- **Görev yönergesi**
Petra gezisini anlatan metinde "Ürdün - I - Petra" ifadesinden "bulan Arap' profili." ifadesine kadar olan kısmı hiçbir değişiklik yapmadan kopyalayın.

- **Belge metni**
Nerdeyim?

7 Ağustos 2014 Perşembe

Ürdün - I - Petra

Eve dönmeden önceki son durağım Ürdün. Yıllardır listemde olan Petra'yı görmek için Ürdün'deki aktarmamı 6 günlük bir gezintiye çevirdim. Biraz gümrük memurunun yılışıklığına maruz kalarak vizesiz geçtim sınırdan. Havalimanında sim kart almak için sıra beklerken önümdeki adam 6 ila 15 yaşları arasındaki altı çocuğuna sim kart aldı, el kadar veletler kartları telefonlarına takıp gittiler. Hah dedim tam da atasözlerimizdeki 'bol bulan Arap' profili. 

Uçaktan öğlen olmadan indiğim için bir otobüs bulayım da Petra'ya gideyim diye düşünmüştüm. Zaten ülkenin bir başından diğer başına arabayla 6 saat. Ramazan olduğundan herkese bir rehavet çökmüş, otobüsler seyrek. Önce bir gara, ordan da başka bir gara gideceksin dediler. Üşendim taksiye bindim, kasma Petra'ya götüreyim ben seni, dedi. Aklımdakinden çok daha ucuz bir para söyleyince tamam dedim götür. Gezinin sonundayım ya artık, ammaaaan nolcak deyiverdim. (Fakat Ürdün pahalı, pound kadar değerli paraları var.) Taksiyle 2,5 saat sonra kendimi Petra kasabasında buldum. Yoldan manzaralar eklemek isterdim buraya ama pek bir manzara yok. Ortalıkta hiçbir şey yok. Olay budur:


Welcome to Petra:


Bu da Petra'nın yanında bulunan kasabanın vadisi.


Internetten bir otel beğenmiştim, gittim yerleştim. Ölü sezon zaten - hem yaz ortası hem Ramazan, hem İŞİD ve hem de İsrail'in bir anda kudurması- her yer boş. Bu hep çok işime geldi, koccca Petra'da taş çatlaşın 100 kişi vardı.

Sıcak saati biraz geçirince Petra'ya gireyim dedim. Akşamları Petra by night diye bir gösteri oluyor. Meğer her gece olmuyormuş, şansıma o akşam varmış. Önce Petra'ya giriş için bilet almaya gittim. Efenim Petra antik kentinin girişi 50 dinar, yani 150 TL. 2 günlük istersen 55 dinar, yani 170 TL. Şöyle ağız dolusu küfrederek parayı verdim. Machu Picchu 150 sol'du, yani 115 lira. Dünya harikası olunca böyle oluyor demek. Biz de kişi başına 5 tane yunan sutün başı, 3 tane de bizans sutün başı düştüğünden böyle paralar verince şaşırıyorum.

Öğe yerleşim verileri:
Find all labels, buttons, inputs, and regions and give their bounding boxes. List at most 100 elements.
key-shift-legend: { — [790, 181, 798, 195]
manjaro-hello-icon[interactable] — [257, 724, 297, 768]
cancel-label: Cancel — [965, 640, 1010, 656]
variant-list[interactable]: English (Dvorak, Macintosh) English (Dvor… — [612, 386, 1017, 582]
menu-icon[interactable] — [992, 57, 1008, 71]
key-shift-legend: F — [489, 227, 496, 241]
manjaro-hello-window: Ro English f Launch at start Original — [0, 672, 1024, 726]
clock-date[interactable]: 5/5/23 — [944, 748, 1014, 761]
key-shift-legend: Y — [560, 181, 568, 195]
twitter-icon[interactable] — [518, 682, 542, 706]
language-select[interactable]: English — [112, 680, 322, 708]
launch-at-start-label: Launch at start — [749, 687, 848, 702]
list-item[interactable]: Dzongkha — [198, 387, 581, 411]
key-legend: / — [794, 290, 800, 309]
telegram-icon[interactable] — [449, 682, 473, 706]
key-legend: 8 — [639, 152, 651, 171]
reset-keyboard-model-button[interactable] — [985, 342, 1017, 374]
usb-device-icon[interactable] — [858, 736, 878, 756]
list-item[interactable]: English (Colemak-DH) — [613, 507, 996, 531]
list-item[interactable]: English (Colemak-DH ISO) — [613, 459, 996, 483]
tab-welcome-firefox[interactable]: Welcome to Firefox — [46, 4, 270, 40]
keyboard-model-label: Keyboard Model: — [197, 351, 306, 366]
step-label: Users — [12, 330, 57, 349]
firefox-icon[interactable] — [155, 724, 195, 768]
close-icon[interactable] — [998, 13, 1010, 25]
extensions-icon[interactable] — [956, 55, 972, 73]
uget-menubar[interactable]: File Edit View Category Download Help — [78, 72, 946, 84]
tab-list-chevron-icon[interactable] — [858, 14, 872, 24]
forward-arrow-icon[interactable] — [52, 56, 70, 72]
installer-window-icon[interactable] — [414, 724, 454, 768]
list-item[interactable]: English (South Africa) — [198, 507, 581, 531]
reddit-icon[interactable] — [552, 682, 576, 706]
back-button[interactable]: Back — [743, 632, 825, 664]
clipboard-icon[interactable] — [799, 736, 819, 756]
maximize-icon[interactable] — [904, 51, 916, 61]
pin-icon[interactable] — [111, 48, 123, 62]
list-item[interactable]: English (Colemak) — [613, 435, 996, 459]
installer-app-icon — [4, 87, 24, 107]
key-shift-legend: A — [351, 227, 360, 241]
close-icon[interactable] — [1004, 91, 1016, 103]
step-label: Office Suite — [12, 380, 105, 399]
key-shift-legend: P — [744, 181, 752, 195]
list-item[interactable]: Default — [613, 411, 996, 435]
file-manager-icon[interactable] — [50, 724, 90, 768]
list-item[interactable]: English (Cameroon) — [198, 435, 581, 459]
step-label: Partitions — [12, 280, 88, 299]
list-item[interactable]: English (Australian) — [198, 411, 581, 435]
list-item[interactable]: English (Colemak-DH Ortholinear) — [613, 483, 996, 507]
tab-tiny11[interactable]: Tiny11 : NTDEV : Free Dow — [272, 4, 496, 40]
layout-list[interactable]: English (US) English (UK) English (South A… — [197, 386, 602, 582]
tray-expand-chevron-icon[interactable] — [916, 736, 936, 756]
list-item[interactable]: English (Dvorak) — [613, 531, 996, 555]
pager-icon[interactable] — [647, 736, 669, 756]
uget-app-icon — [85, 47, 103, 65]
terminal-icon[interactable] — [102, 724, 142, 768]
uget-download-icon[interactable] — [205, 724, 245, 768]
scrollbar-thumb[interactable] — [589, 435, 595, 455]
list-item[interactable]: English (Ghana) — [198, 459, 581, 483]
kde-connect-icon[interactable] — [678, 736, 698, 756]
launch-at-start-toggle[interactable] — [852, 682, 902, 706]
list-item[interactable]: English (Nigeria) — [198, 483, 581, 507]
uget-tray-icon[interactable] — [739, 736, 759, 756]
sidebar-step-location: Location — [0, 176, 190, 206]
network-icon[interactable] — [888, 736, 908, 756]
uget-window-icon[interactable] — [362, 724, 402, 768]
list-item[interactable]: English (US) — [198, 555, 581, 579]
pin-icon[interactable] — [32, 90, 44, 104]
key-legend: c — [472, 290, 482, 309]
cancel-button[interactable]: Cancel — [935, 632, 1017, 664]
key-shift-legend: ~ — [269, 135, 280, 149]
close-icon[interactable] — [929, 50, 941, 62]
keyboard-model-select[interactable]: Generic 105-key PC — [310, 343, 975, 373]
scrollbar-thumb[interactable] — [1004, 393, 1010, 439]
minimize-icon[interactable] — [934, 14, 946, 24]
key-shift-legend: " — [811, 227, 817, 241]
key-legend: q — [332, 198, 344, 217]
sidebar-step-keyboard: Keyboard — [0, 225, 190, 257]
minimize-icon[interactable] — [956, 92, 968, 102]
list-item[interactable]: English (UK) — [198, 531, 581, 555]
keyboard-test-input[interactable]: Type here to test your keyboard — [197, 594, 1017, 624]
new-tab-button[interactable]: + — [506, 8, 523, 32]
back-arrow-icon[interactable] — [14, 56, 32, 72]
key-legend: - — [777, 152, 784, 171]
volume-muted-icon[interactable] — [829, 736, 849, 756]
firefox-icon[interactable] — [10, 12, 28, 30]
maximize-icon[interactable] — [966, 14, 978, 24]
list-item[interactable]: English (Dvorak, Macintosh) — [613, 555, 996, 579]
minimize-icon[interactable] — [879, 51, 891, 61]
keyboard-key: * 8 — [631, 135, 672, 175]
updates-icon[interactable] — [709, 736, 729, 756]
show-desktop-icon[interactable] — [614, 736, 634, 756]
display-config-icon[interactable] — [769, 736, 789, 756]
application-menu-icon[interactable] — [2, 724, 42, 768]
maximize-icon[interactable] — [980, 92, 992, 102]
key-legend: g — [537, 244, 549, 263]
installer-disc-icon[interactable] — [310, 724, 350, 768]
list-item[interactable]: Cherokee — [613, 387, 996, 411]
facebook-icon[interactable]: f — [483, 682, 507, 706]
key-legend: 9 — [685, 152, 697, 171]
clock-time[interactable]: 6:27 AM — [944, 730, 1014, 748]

- **Çözüm**
Ürdün - I - Petra

Eve dönmeden önceki son durağım Ürdün. Yıllardır listemde olan Petra'yı görmek için Ürdün'deki aktarmamı 6 günlük bir gezintiye çevirdim. Biraz gümrük memurunun yılışıklığına maruz kalarak vizesiz geçtim sınırdan. Havalimanında sim kart almak için sıra beklerken önümdeki adam 6 ila 15 yaşları arasındaki altı çocuğuna sim kart aldı, el kadar veletler kartları telefonlarına takıp gittiler. Hah dedim tam da atasözlerimizdeki 'bol bulan Arap' profili.